Your objective: Copy, in full, each line of the material that holds the word "this".

Records supplied:
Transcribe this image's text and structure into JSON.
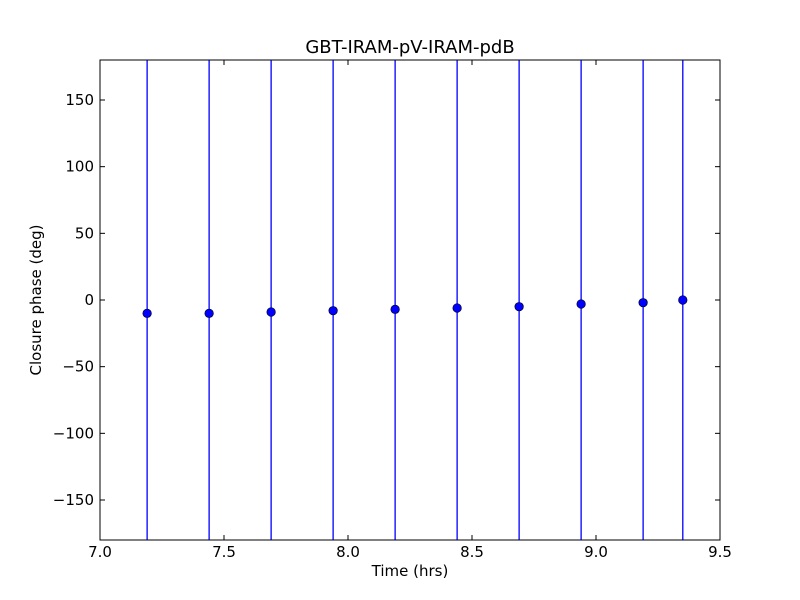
{
  "chart_data": {
    "type": "scatter",
    "title": "GBT-IRAM-pV-IRAM-pdB",
    "xlabel": "Time (hrs)",
    "ylabel": "Closure phase (deg)",
    "xlim": [
      7.0,
      9.5
    ],
    "ylim": [
      -180,
      180
    ],
    "xticks": [
      7.0,
      7.5,
      8.0,
      8.5,
      9.0,
      9.5
    ],
    "xtick_labels": [
      "7.0",
      "7.5",
      "8.0",
      "8.5",
      "9.0",
      "9.5"
    ],
    "yticks": [
      150,
      100,
      50,
      0,
      -50,
      -100,
      -150
    ],
    "ytick_labels": [
      "150",
      "100",
      "50",
      "0",
      "−50",
      "−100",
      "−150"
    ],
    "grid": false,
    "error_bars": "vertical, spanning full y-range",
    "colors": {
      "series": "#0000ff",
      "axes": "#000000"
    },
    "series": [
      {
        "x": [
          7.19,
          7.44,
          7.69,
          7.94,
          8.19,
          8.44,
          8.69,
          8.94,
          9.19,
          9.35
        ],
        "y": [
          -10,
          -10,
          -9,
          -8,
          -7,
          -6,
          -5,
          -3,
          -2,
          0
        ]
      }
    ]
  }
}
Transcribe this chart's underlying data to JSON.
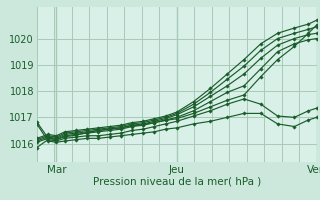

Task output:
Transcribe this image's text and structure into JSON.
Transcribe this chart's underlying data to JSON.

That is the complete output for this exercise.